▶ Challenge
Repeat the listing in full, preserving every character.
::: Stored records
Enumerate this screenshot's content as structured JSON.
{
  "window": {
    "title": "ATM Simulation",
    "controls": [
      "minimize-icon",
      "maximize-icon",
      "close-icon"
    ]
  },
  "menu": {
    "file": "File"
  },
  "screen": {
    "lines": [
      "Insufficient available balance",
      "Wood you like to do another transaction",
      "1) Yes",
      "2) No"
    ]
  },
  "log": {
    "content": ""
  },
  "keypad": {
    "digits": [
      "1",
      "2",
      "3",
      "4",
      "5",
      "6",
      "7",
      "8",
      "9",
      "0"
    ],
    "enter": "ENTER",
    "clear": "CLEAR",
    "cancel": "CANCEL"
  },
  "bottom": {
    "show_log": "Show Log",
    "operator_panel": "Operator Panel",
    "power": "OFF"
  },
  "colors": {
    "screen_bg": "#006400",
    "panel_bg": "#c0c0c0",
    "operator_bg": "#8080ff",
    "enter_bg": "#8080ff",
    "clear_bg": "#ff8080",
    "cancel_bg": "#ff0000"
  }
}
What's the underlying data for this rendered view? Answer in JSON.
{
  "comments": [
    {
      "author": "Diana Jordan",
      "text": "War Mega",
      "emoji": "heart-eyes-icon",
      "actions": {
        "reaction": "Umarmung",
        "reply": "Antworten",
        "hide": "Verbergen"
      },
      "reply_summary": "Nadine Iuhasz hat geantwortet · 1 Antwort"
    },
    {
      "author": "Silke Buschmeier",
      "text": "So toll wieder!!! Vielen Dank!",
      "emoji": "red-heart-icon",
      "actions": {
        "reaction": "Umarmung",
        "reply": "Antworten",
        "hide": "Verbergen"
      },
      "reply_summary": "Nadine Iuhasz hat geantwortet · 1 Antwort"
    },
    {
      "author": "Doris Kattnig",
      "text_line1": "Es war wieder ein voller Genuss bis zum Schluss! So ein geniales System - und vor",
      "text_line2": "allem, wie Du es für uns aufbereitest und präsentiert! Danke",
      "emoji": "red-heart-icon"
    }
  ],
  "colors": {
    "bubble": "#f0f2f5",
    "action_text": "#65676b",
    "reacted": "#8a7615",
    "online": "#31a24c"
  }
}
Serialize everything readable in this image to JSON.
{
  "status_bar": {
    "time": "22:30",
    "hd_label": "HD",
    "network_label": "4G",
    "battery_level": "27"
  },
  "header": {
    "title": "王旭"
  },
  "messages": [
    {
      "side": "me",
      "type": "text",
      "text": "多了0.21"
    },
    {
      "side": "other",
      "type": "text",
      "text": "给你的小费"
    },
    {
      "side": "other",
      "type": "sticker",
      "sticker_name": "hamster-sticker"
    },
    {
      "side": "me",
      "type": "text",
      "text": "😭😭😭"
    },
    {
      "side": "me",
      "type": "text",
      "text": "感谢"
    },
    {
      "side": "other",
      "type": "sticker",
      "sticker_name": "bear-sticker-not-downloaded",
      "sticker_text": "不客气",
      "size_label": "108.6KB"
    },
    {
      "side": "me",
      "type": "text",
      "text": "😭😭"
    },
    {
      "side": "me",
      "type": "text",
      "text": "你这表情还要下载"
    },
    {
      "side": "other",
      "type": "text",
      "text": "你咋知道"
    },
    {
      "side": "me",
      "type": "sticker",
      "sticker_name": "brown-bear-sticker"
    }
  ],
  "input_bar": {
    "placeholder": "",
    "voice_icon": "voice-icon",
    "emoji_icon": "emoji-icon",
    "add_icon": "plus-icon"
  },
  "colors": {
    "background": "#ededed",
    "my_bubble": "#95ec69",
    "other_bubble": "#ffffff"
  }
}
::::::
▶ Output below
Enumerate this screenshot's content as structured JSON.
{
  "window": {
    "title": "ATM Simulation",
    "controls": [
      "minimize-icon",
      "maximize-icon",
      "close-icon"
    ]
  },
  "menu": {
    "file": "File"
  },
  "screen": {
    "lines": [
      "Insufficient available balance",
      "Wood you like to do another transaction",
      "1) Yes",
      "2) No"
    ]
  },
  "log": {
    "content": ""
  },
  "keypad": {
    "digits": [
      "1",
      "2",
      "3",
      "4",
      "5",
      "6",
      "7",
      "8",
      "9",
      "0"
    ],
    "enter": "ENTER",
    "clear": "CLEAR",
    "cancel": "CANCEL"
  },
  "bottom": {
    "show_log": "Show Log",
    "operator_panel": "Operator Panel",
    "power": "OFF"
  },
  "colors": {
    "screen_bg": "#006400",
    "panel_bg": "#c0c0c0",
    "operator_bg": "#8080ff",
    "enter_bg": "#8080ff",
    "clear_bg": "#ff8080",
    "cancel_bg": "#ff0000"
  }
}
What's the underlying data for this rendered view? Answer in JSON.
{
  "comments": [
    {
      "author": "Diana Jordan",
      "text": "War Mega",
      "emoji": "heart-eyes-icon",
      "actions": {
        "reaction": "Umarmung",
        "reply": "Antworten",
        "hide": "Verbergen"
      },
      "reply_summary": "Nadine Iuhasz hat geantwortet · 1 Antwort"
    },
    {
      "author": "Silke Buschmeier",
      "text": "So toll wieder!!! Vielen Dank!",
      "emoji": "red-heart-icon",
      "actions": {
        "reaction": "Umarmung",
        "reply": "Antworten",
        "hide": "Verbergen"
      },
      "reply_summary": "Nadine Iuhasz hat geantwortet · 1 Antwort"
    },
    {
      "author": "Doris Kattnig",
      "text_line1": "Es war wieder ein voller Genuss bis zum Schluss! So ein geniales System - und vor",
      "text_line2": "allem, wie Du es für uns aufbereitest und präsentiert! Danke",
      "emoji": "red-heart-icon"
    }
  ],
  "colors": {
    "bubble": "#f0f2f5",
    "action_text": "#65676b",
    "reacted": "#8a7615",
    "online": "#31a24c"
  }
}
Serialize everything readable in this image to JSON.
{
  "status_bar": {
    "time": "22:30",
    "hd_label": "HD",
    "network_label": "4G",
    "battery_level": "27"
  },
  "header": {
    "title": "王旭"
  },
  "messages": [
    {
      "side": "me",
      "type": "text",
      "text": "多了0.21"
    },
    {
      "side": "other",
      "type": "text",
      "text": "给你的小费"
    },
    {
      "side": "other",
      "type": "sticker",
      "sticker_name": "hamster-sticker"
    },
    {
      "side": "me",
      "type": "text",
      "text": "😭😭😭"
    },
    {
      "side": "me",
      "type": "text",
      "text": "感谢"
    },
    {
      "side": "other",
      "type": "sticker",
      "sticker_name": "bear-sticker-not-downloaded",
      "sticker_text": "不客气",
      "size_label": "108.6KB"
    },
    {
      "side": "me",
      "type": "text",
      "text": "😭😭"
    },
    {
      "side": "me",
      "type": "text",
      "text": "你这表情还要下载"
    },
    {
      "side": "other",
      "type": "text",
      "text": "你咋知道"
    },
    {
      "side": "me",
      "type": "sticker",
      "sticker_name": "brown-bear-sticker"
    }
  ],
  "input_bar": {
    "placeholder": "",
    "voice_icon": "voice-icon",
    "emoji_icon": "emoji-icon",
    "add_icon": "plus-icon"
  },
  "colors": {
    "background": "#ededed",
    "my_bubble": "#95ec69",
    "other_bubble": "#ffffff"
  }
}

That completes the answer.